Stored data entries:
** START **
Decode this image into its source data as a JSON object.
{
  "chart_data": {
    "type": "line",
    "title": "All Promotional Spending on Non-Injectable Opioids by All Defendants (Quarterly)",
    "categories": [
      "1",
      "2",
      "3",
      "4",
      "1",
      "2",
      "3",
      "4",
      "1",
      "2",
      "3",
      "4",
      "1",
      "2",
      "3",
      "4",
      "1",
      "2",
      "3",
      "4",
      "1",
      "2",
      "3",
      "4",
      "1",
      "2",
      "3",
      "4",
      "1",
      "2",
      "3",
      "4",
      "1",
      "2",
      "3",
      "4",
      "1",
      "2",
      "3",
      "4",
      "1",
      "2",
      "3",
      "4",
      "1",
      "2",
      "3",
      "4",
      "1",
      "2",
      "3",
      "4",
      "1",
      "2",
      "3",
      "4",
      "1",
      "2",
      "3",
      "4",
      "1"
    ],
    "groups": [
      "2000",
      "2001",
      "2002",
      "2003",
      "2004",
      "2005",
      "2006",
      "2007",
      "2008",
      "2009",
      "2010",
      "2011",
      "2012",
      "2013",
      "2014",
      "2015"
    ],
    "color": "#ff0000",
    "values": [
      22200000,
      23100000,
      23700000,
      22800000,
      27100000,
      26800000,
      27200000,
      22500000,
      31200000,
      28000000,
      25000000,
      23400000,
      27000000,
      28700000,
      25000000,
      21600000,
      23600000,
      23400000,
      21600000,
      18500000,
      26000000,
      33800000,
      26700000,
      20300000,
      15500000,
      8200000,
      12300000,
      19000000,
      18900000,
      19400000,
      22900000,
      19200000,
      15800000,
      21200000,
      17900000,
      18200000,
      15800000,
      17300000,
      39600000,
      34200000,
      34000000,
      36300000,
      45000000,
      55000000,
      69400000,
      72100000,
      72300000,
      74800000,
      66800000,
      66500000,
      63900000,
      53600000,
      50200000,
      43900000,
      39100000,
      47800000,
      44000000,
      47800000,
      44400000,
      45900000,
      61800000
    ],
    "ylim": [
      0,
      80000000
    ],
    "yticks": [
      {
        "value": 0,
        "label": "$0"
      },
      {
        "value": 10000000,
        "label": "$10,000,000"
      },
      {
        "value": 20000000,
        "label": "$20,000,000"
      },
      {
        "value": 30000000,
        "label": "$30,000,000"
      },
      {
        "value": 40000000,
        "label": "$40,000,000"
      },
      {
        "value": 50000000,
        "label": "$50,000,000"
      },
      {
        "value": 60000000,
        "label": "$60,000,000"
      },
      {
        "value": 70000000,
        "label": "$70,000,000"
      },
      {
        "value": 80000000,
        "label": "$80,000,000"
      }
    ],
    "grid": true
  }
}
** END **
Exercise instructions: Write out every entry again exactly, please, with nothing missing.

Written solution:
Decode this image into its source data as a JSON object.
{
  "chart_data": {
    "type": "line",
    "title": "All Promotional Spending on Non-Injectable Opioids by All Defendants (Quarterly)",
    "categories": [
      "1",
      "2",
      "3",
      "4",
      "1",
      "2",
      "3",
      "4",
      "1",
      "2",
      "3",
      "4",
      "1",
      "2",
      "3",
      "4",
      "1",
      "2",
      "3",
      "4",
      "1",
      "2",
      "3",
      "4",
      "1",
      "2",
      "3",
      "4",
      "1",
      "2",
      "3",
      "4",
      "1",
      "2",
      "3",
      "4",
      "1",
      "2",
      "3",
      "4",
      "1",
      "2",
      "3",
      "4",
      "1",
      "2",
      "3",
      "4",
      "1",
      "2",
      "3",
      "4",
      "1",
      "2",
      "3",
      "4",
      "1",
      "2",
      "3",
      "4",
      "1"
    ],
    "groups": [
      "2000",
      "2001",
      "2002",
      "2003",
      "2004",
      "2005",
      "2006",
      "2007",
      "2008",
      "2009",
      "2010",
      "2011",
      "2012",
      "2013",
      "2014",
      "2015"
    ],
    "color": "#ff0000",
    "values": [
      22200000,
      23100000,
      23700000,
      22800000,
      27100000,
      26800000,
      27200000,
      22500000,
      31200000,
      28000000,
      25000000,
      23400000,
      27000000,
      28700000,
      25000000,
      21600000,
      23600000,
      23400000,
      21600000,
      18500000,
      26000000,
      33800000,
      26700000,
      20300000,
      15500000,
      8200000,
      12300000,
      19000000,
      18900000,
      19400000,
      22900000,
      19200000,
      15800000,
      21200000,
      17900000,
      18200000,
      15800000,
      17300000,
      39600000,
      34200000,
      34000000,
      36300000,
      45000000,
      55000000,
      69400000,
      72100000,
      72300000,
      74800000,
      66800000,
      66500000,
      63900000,
      53600000,
      50200000,
      43900000,
      39100000,
      47800000,
      44000000,
      47800000,
      44400000,
      45900000,
      61800000
    ],
    "ylim": [
      0,
      80000000
    ],
    "yticks": [
      {
        "value": 0,
        "label": "$0"
      },
      {
        "value": 10000000,
        "label": "$10,000,000"
      },
      {
        "value": 20000000,
        "label": "$20,000,000"
      },
      {
        "value": 30000000,
        "label": "$30,000,000"
      },
      {
        "value": 40000000,
        "label": "$40,000,000"
      },
      {
        "value": 50000000,
        "label": "$50,000,000"
      },
      {
        "value": 60000000,
        "label": "$60,000,000"
      },
      {
        "value": 70000000,
        "label": "$70,000,000"
      },
      {
        "value": 80000000,
        "label": "$80,000,000"
      }
    ],
    "grid": true
  }
}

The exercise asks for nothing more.